Pictures aside, quote the whole listing exactly.
BEGIN
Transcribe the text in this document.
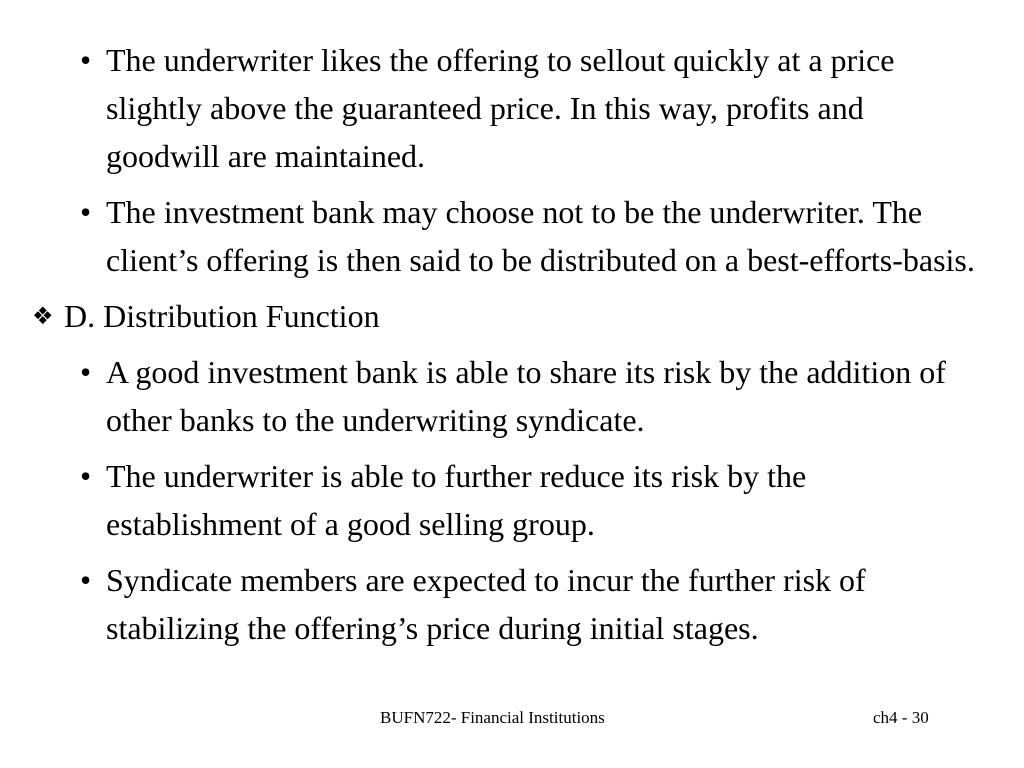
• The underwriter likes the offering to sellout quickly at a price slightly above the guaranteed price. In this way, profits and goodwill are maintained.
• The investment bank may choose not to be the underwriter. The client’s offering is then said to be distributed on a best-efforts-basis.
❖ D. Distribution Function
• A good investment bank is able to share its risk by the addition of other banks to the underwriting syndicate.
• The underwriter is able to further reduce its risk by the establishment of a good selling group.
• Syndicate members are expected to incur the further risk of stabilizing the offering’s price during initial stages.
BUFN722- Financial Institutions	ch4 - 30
END
• Exercise answer:
Transcribe the text in this document.
• The underwriter likes the offering to sellout quickly at a price slightly above the guaranteed price. In this way, profits and goodwill are maintained.
• The investment bank may choose not to be the underwriter. The client’s offering is then said to be distributed on a best-efforts-basis.
❖ D. Distribution Function
• A good investment bank is able to share its risk by the addition of other banks to the underwriting syndicate.
• The underwriter is able to further reduce its risk by the establishment of a good selling group.
• Syndicate members are expected to incur the further risk of stabilizing the offering’s price during initial stages.
BUFN722- Financial Institutions	ch4 - 30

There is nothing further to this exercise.